[WORK INSTRUCTIONS] Pictures aside, quote the whole listing exactly.

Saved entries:
○ ○ ○ ○

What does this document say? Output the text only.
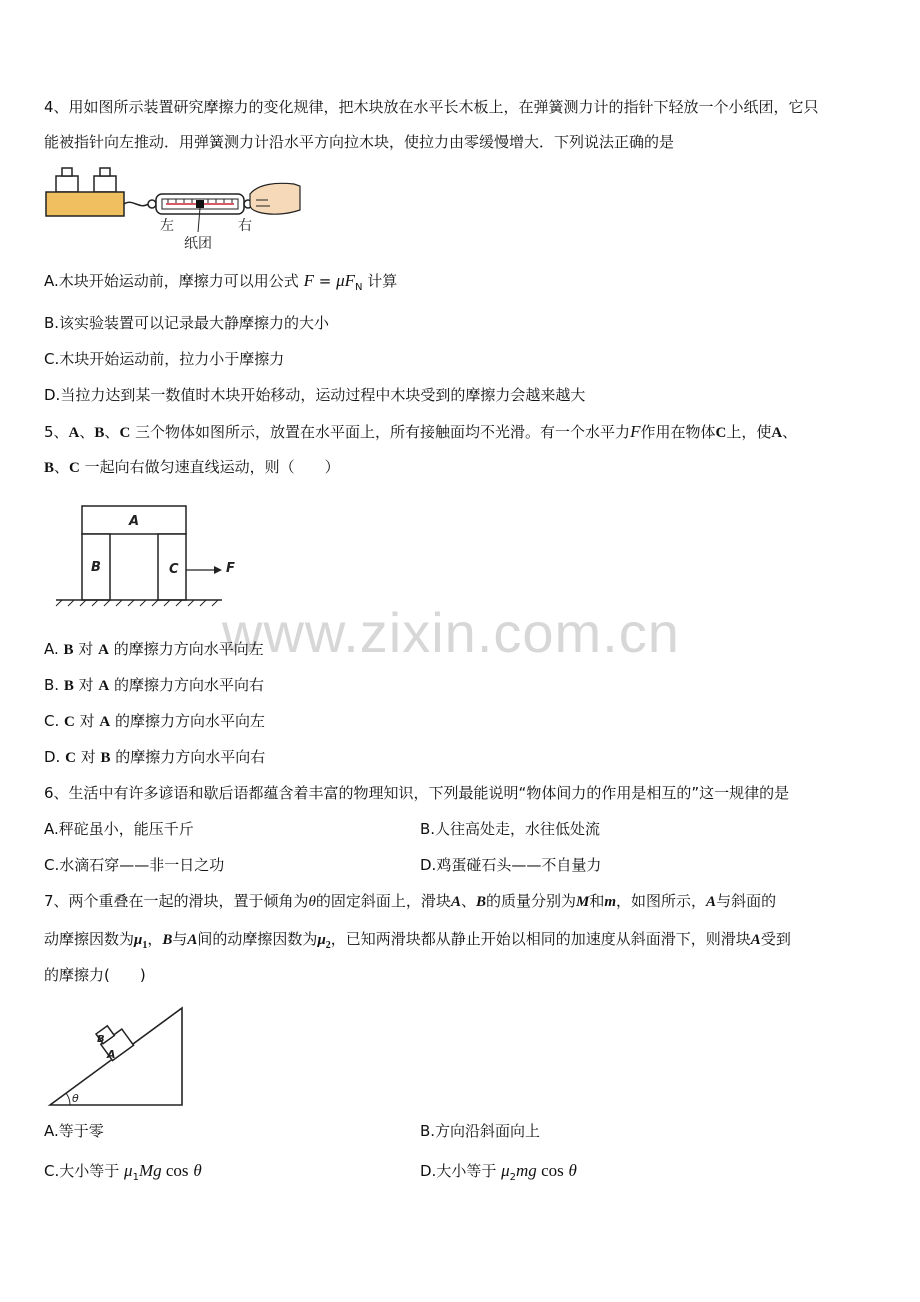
www.zixin.com.cn
4、用如图所示装置研究摩擦力的变化规律，把木块放在水平长木板上，在弹簧测力计的指针下轻放一个小纸团，它只
能被指针向左推动．用弹簧测力计沿水平方向拉木块，使拉力由零缓慢增大．下列说法正确的是
左	右
纸团
A.木块开始运动前，摩擦力可以用公式 $F = \mu F_N$ 计算
B.该实验装置可以记录最大静摩擦力的大小
C.木块开始运动前，拉力小于摩擦力
D.当拉力达到某一数值时木块开始移动，运动过程中木块受到的摩擦力会越来越大
5、A、B、C 三个物体如图所示，放置在水平面上，所有接触面均不光滑。有一个水平力F作用在物体C上，使A、
B、C 一起向右做匀速直线运动，则（　　）
A
B	C	F
A. B 对 A 的摩擦力方向水平向左
B. B 对 A 的摩擦力方向水平向右
C. C 对 A 的摩擦力方向水平向左
D. C 对 B 的摩擦力方向水平向右
6、生活中有许多谚语和歇后语都蕴含着丰富的物理知识，下列最能说明“物体间力的作用是相互的”这一规律的是
A.秤砣虽小，能压千斤	B.人往高处走，水往低处流
C.水滴石穿——非一日之功	D.鸡蛋碰石头——不自量力
7、两个重叠在一起的滑块，置于倾角为θ的固定斜面上，滑块A、B的质量分别为M和m，如图所示，A与斜面的
动摩擦因数为$\mu_1$，B与A间的动摩擦因数为$\mu_2$，已知两滑块都从静止开始以相同的加速度从斜面滑下，则滑块A受到
的摩擦力(　　)
A
B
θ
A.等于零	B.方向沿斜面向上
C.大小等于 $\mu_1Mg$ cos θ	D.大小等于 $\mu_2mg$ cos θ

○ ○ ○ ○

[ANSWER TO THIS PROBLEM]
What does this document say? Output the text only.
www.zixin.com.cn
4、用如图所示装置研究摩擦力的变化规律，把木块放在水平长木板上，在弹簧测力计的指针下轻放一个小纸团，它只
能被指针向左推动．用弹簧测力计沿水平方向拉木块，使拉力由零缓慢增大．下列说法正确的是
左	右
纸团
A.木块开始运动前，摩擦力可以用公式 $F = \mu F_N$ 计算
B.该实验装置可以记录最大静摩擦力的大小
C.木块开始运动前，拉力小于摩擦力
D.当拉力达到某一数值时木块开始移动，运动过程中木块受到的摩擦力会越来越大
5、A、B、C 三个物体如图所示，放置在水平面上，所有接触面均不光滑。有一个水平力F作用在物体C上，使A、
B、C 一起向右做匀速直线运动，则（　　）
A
B	C	F
A. B 对 A 的摩擦力方向水平向左
B. B 对 A 的摩擦力方向水平向右
C. C 对 A 的摩擦力方向水平向左
D. C 对 B 的摩擦力方向水平向右
6、生活中有许多谚语和歇后语都蕴含着丰富的物理知识，下列最能说明“物体间力的作用是相互的”这一规律的是
A.秤砣虽小，能压千斤	B.人往高处走，水往低处流
C.水滴石穿——非一日之功	D.鸡蛋碰石头——不自量力
7、两个重叠在一起的滑块，置于倾角为θ的固定斜面上，滑块A、B的质量分别为M和m，如图所示，A与斜面的
动摩擦因数为$\mu_1$，B与A间的动摩擦因数为$\mu_2$，已知两滑块都从静止开始以相同的加速度从斜面滑下，则滑块A受到
的摩擦力(　　)
A
B
θ
A.等于零	B.方向沿斜面向上
C.大小等于 $\mu_1Mg$ cos θ	D.大小等于 $\mu_2mg$ cos θ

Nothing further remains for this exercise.